### SOURCE EXTRACT:
Let $\overline{\xi }\in EP(f,C)$, then by using Lemma 1, we have

$$\begin{array}{c}0\in {\partial }_2\left({\lambda }_{n}f(y_n,·)+\frac{1}{2}{\parallel {\rho }_n-·\parallel }^2\right)\left(u_n\right)+N_{{\mathcal{H}}_n}\left(u_n\right).\hfill \end{array}$$

Thus, we can write ${\lambda }_n{\tilde{w}}_n+u_n-{\rho }_n+{\overline{w}}_n=0$, where ${\tilde{w}}_n\in {\partial }_{2}f(y_n,u_n)$ and ${\overline{w}}_n\in N_{{\mathcal{H}}_n}\left(u_n\right)$. This implies that

$$\begin{array}{c}\langle {\rho }_n-u_n,y-u_n\rangle ={\lambda }_n\langle {\tilde{w}}_n,y-u_n\rangle +\langle {\overline{w}}_n,y-u_n\rangle \hfill \end{array}$$

for all $y\in {\mathcal{H}}_n$. Given that ${\overline{w}}_n\in N_{{\mathcal{H}}_n}\left(u_n\right)$ then $\langle {\overline{w}}_n,y-u_n\rangle \le 0$ for all $y\in {\mathcal{H}}_n$. Therefore, we have

$$\begin{array}{c}\langle {\rho }_n-u_n,y-u_n\rangle \le {\lambda }_n\langle {\tilde{w}}_n,y-u_n\rangle \hfill \end{array}$$

(9)

for all $y\in {\mathcal{H}}_n$. Since ${\tilde{w}}_n\in {\partial }_{2}f(y_n,u_n)$, we have

$$\begin{array}{c}\langle {\tilde{w}}_n,y-u_n\rangle \le f(y_n,y)-f(y_n,u_n)\hfill \end{array}$$

(10)

### SUPPLIED INFORMATION:
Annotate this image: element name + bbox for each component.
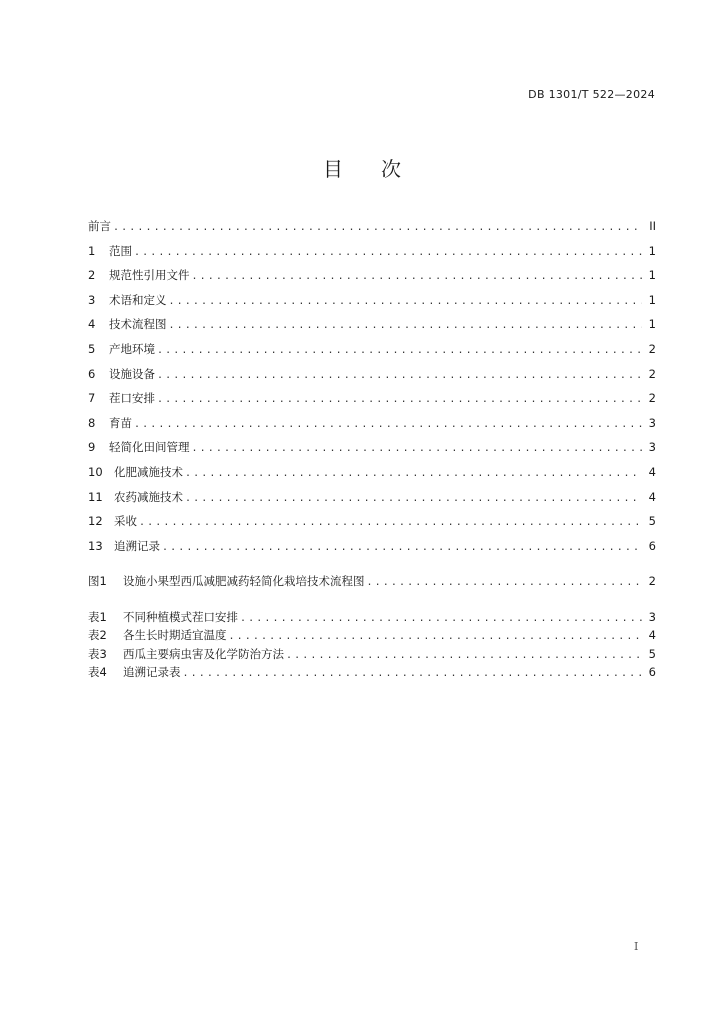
toc-entry-number: 2 — [88, 268, 96, 283]
toc-title — [0, 153, 724, 182]
leader-dots — [157, 370, 642, 381]
toc-entry-page: 1 — [648, 243, 656, 258]
leader-dots — [169, 296, 643, 307]
toc-entry[interactable] — [88, 439, 656, 464]
table-entry[interactable] — [88, 664, 656, 683]
toc-entry-foreword[interactable] — [88, 218, 656, 243]
toc-entry-page: 3 — [648, 415, 656, 430]
toc-entry-page: 4 — [648, 464, 656, 479]
toc-entry[interactable] — [88, 513, 656, 538]
leader-dots — [169, 320, 643, 331]
toc-entry[interactable] — [88, 464, 656, 489]
toc-title-char-2: 次 — [381, 157, 401, 181]
table-entry-number: 表1 — [88, 609, 107, 624]
toc-entry-label: 追溯记录 — [114, 538, 160, 553]
toc-entry[interactable] — [88, 538, 656, 563]
toc-entry-number: 8 — [88, 415, 96, 430]
toc-entry-label: 设施设备 — [109, 366, 155, 381]
page-number: I — [634, 940, 639, 953]
table-entry-label: 西瓜主要病虫害及化学防治方法 — [123, 646, 284, 661]
toc-entry-number: 5 — [88, 341, 96, 356]
toc-entry[interactable] — [88, 292, 656, 317]
toc-entry-page: 1 — [648, 317, 656, 332]
toc-entry-label: 育苗 — [109, 415, 132, 430]
figure-entry-label: 设施小果型西瓜减肥减药轻简化栽培技术流程图 — [123, 574, 365, 589]
toc-entry-label: 术语和定义 — [109, 292, 167, 307]
table-entry[interactable] — [88, 646, 656, 665]
toc-entry[interactable] — [88, 366, 656, 391]
toc-entry-page: 2 — [648, 366, 656, 381]
leader-dots — [162, 542, 642, 553]
toc-entry-page: 2 — [648, 341, 656, 356]
toc-entry-number: 4 — [88, 317, 96, 332]
toc-entry-page: 5 — [648, 514, 656, 529]
toc-entry-number: 6 — [88, 366, 96, 381]
toc-entry-number: 12 — [88, 514, 103, 529]
toc-entry-number: 3 — [88, 292, 96, 307]
toc-entry-label: 农药减施技术 — [114, 489, 183, 504]
toc-entry-label: 范围 — [109, 243, 132, 258]
toc-entry-number: 9 — [88, 440, 96, 455]
table-entry-label: 追溯记录表 — [123, 665, 181, 680]
leader-dots — [240, 613, 642, 624]
table-of-contents — [88, 218, 656, 683]
table-entry-label: 不同种植模式茬口安排 — [123, 609, 238, 624]
toc-entry[interactable] — [88, 243, 656, 268]
toc-entry[interactable] — [88, 415, 656, 440]
figure-entry-number: 图1 — [88, 574, 107, 589]
leader-dots — [192, 271, 643, 282]
toc-entry[interactable] — [88, 390, 656, 415]
table-entry-number: 表4 — [88, 665, 107, 680]
toc-entry-page: 6 — [648, 538, 656, 553]
leader-dots — [134, 419, 642, 430]
toc-entry-label: 采收 — [114, 514, 137, 529]
figure-entry[interactable] — [88, 573, 656, 598]
leader-dots — [185, 493, 642, 504]
leader-dots — [229, 631, 643, 642]
toc-entry-number: 13 — [88, 538, 103, 553]
toc-entry[interactable] — [88, 316, 656, 341]
table-entry-page: 6 — [648, 665, 656, 680]
toc-entry-label: 化肥减施技术 — [114, 464, 183, 479]
leader-dots — [157, 394, 642, 405]
standard-code: DB 1301/T 522—2024 — [528, 88, 655, 101]
toc-entry-label: 轻简化田间管理 — [109, 440, 190, 455]
toc-entry-page: 1 — [648, 268, 656, 283]
table-entry-page: 3 — [648, 609, 656, 624]
toc-entry-label: 技术流程图 — [109, 317, 167, 332]
toc-entry-number: 1 — [88, 243, 96, 258]
toc-entry-page: II — [649, 219, 656, 233]
toc-entry-number: 7 — [88, 391, 96, 406]
leader-dots — [286, 650, 642, 661]
leader-dots — [113, 222, 642, 233]
toc-entry-page: 2 — [648, 391, 656, 406]
toc-entry-label: 前言 — [88, 219, 111, 233]
leader-dots — [157, 345, 642, 356]
table-entry-page: 5 — [648, 646, 656, 661]
leader-dots — [183, 668, 643, 679]
toc-entry-page: 3 — [648, 440, 656, 455]
table-entry-label: 各生长时期适宜温度 — [123, 628, 227, 643]
toc-entry-number: 10 — [88, 464, 103, 479]
toc-entry-label: 茬口安排 — [109, 391, 155, 406]
leader-dots — [139, 517, 642, 528]
leader-dots — [367, 577, 643, 588]
table-entry-number: 表2 — [88, 628, 107, 643]
figure-entry-page: 2 — [648, 574, 656, 589]
table-entry[interactable] — [88, 609, 656, 628]
table-entry[interactable] — [88, 627, 656, 646]
toc-entry-page: 4 — [648, 489, 656, 504]
toc-entry-label: 产地环境 — [109, 341, 155, 356]
toc-entry[interactable] — [88, 267, 656, 292]
leader-dots — [134, 247, 642, 258]
toc-entry-label: 规范性引用文件 — [109, 268, 190, 283]
toc-entry-page: 1 — [648, 292, 656, 307]
toc-entry[interactable] — [88, 489, 656, 514]
leader-dots — [192, 443, 643, 454]
toc-entry-number: 11 — [88, 489, 103, 504]
table-entry-page: 4 — [648, 628, 656, 643]
toc-entry[interactable] — [88, 341, 656, 366]
toc-title-char-1: 目 — [323, 157, 343, 181]
leader-dots — [185, 468, 642, 479]
table-entry-number: 表3 — [88, 646, 107, 661]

### WHAT THIS EXERCISE ASKS:
a: In the proof about the equilibrium problem, which inequality follows from $\overline{w}_n$ lying in the normal cone $N_{\mathcal{H}_n}(u_n)$?
b: Pick up the equilibrium-problem proof after inequality (10) and carry its argument forward.

### ANSWERS FOR THIS EXERCISE:
a: $\langle \overline{w}_n, y-u_n\rangle \le 0$ for all $y\in \mathcal{H}_n$.

b:
for all $y\in \mathcal{H}$. From (9) and (10), we obtain

$$\begin{array}{c}\langle {\rho }_n-u_n,y-u_n\rangle \le {\lambda }_{n}f(y_n,y)-{\lambda }_{n}f(y_n,u_n)\hfill \end{array}$$

(11)

for all $y\in {\mathcal{H}}_n$. Substituting $y=\overline{\xi }$ in (9), we obtain

$$\begin{array}{c}\langle {\rho }_n-u_n,\overline{\xi }-u_n\rangle \le {\lambda }_{n}f(y_n,\overline{\xi })-{\lambda }_{n}f(y_n,u_n).\hfill \end{array}$$

(12)

Given $\overline{\xi }\in EP(f,C)$ imply that $f(\overline{\xi },y_n)\ge 0$ and owing to the item $\left(\mathcal{C}1\right)$ gives that $f(y_n,\overline{\xi })\le 0$. Thus, we obtain

$$\begin{array}{c}\langle {\rho }_n-u_n,u_n-\overline{\xi }\rangle \ge {\lambda }_{n}f(y_n,u_n).\hfill \end{array}$$

(13)

Following the condition $\left(\mathcal{C}2\right)$, we have

$$\begin{array}{c}f(y_n,u_n)\ge f({\rho }_n,u_n)-f({\rho }_n,y_n)-c_1\parallel {\rho }_n-y_n{\parallel }^2-c_2{\parallel y_n-u_n\parallel }^2.\hfill \end{array}$$

(14)

Combining (13) and (14), we obtain

$$\begin{array}{c}\langle {\rho }_n-u_n,u_n-\overline{\xi }\rangle \ge {\lambda }_{n}f({\rho }_n,u_n)-{\lambda }_{n}f({\rho }_n,y_n)-c_1{\lambda }_n\parallel {\rho }_n-y_n{\parallel }^2-c_2{\lambda }_n{\parallel y_n-u_n\parallel }^2.\hfill \end{array}$$

(15)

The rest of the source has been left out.